What the exercise asks:
Present the following data again exactly as it is shown.

Provided information:

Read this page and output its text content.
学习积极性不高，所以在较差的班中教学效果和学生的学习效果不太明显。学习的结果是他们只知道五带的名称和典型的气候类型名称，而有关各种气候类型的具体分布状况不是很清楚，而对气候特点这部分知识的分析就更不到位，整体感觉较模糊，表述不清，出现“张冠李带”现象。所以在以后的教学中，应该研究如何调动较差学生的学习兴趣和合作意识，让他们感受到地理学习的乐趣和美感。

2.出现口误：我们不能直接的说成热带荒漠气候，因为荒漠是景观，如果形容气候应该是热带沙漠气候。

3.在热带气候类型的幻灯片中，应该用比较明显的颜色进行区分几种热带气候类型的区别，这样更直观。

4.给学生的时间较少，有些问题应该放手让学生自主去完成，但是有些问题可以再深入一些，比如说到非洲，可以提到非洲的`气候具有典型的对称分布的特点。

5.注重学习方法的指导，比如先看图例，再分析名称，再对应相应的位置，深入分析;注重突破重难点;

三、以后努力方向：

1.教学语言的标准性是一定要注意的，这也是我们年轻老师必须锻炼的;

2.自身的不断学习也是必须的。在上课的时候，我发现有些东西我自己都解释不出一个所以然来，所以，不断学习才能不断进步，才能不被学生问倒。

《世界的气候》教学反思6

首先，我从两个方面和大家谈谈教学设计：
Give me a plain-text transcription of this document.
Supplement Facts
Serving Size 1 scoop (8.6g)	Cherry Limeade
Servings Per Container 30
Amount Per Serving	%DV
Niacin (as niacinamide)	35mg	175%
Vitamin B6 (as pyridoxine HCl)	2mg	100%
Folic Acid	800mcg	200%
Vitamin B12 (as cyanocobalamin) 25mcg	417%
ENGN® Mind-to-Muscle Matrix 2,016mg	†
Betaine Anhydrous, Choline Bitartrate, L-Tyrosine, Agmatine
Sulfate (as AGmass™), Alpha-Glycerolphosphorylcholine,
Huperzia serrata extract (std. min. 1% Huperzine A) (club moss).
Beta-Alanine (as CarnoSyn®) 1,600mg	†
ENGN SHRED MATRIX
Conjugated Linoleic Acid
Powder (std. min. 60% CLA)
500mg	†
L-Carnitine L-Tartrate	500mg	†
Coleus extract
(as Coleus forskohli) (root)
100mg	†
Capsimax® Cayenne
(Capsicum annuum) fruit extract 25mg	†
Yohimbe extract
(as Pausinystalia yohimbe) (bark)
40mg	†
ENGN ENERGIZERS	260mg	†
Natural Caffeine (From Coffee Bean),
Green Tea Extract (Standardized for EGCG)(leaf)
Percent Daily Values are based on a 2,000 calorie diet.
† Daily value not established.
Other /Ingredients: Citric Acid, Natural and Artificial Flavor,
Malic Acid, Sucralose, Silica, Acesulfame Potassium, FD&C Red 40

Solution below:
Read this page and output its text content.
学习积极性不高，所以在较差的班中教学效果和学生的学习效果不太明显。学习的结果是他们只知道五带的名称和典型的气候类型名称，而有关各种气候类型的具体分布状况不是很清楚，而对气候特点这部分知识的分析就更不到位，整体感觉较模糊，表述不清，出现“张冠李带”现象。所以在以后的教学中，应该研究如何调动较差学生的学习兴趣和合作意识，让他们感受到地理学习的乐趣和美感。

2.出现口误：我们不能直接的说成热带荒漠气候，因为荒漠是景观，如果形容气候应该是热带沙漠气候。

3.在热带气候类型的幻灯片中，应该用比较明显的颜色进行区分几种热带气候类型的区别，这样更直观。

4.给学生的时间较少，有些问题应该放手让学生自主去完成，但是有些问题可以再深入一些，比如说到非洲，可以提到非洲的`气候具有典型的对称分布的特点。

5.注重学习方法的指导，比如先看图例，再分析名称，再对应相应的位置，深入分析;注重突破重难点;

三、以后努力方向：

1.教学语言的标准性是一定要注意的，这也是我们年轻老师必须锻炼的;

2.自身的不断学习也是必须的。在上课的时候，我发现有些东西我自己都解释不出一个所以然来，所以，不断学习才能不断进步，才能不被学生问倒。

《世界的气候》教学反思6

首先，我从两个方面和大家谈谈教学设计：
Give me a plain-text transcription of this document.
Supplement Facts
Serving Size 1 scoop (8.6g)	Cherry Limeade
Servings Per Container 30
Amount Per Serving	%DV
Niacin (as niacinamide)	35mg	175%
Vitamin B6 (as pyridoxine HCl)	2mg	100%
Folic Acid	800mcg	200%
Vitamin B12 (as cyanocobalamin) 25mcg	417%
ENGN® Mind-to-Muscle Matrix 2,016mg	†
Betaine Anhydrous, Choline Bitartrate, L-Tyrosine, Agmatine
Sulfate (as AGmass™), Alpha-Glycerolphosphorylcholine,
Huperzia serrata extract (std. min. 1% Huperzine A) (club moss).
Beta-Alanine (as CarnoSyn®) 1,600mg	†
ENGN SHRED MATRIX
Conjugated Linoleic Acid
Powder (std. min. 60% CLA)
500mg	†
L-Carnitine L-Tartrate	500mg	†
Coleus extract
(as Coleus forskohli) (root)
100mg	†
Capsimax® Cayenne
(Capsicum annuum) fruit extract 25mg	†
Yohimbe extract
(as Pausinystalia yohimbe) (bark)
40mg	†
ENGN ENERGIZERS	260mg	†
Natural Caffeine (From Coffee Bean),
Green Tea Extract (Standardized for EGCG)(leaf)
Percent Daily Values are based on a 2,000 calorie diet.
† Daily value not established.
Other /Ingredients: Citric Acid, Natural and Artificial Flavor,
Malic Acid, Sucralose, Silica, Acesulfame Potassium, FD&C Red 40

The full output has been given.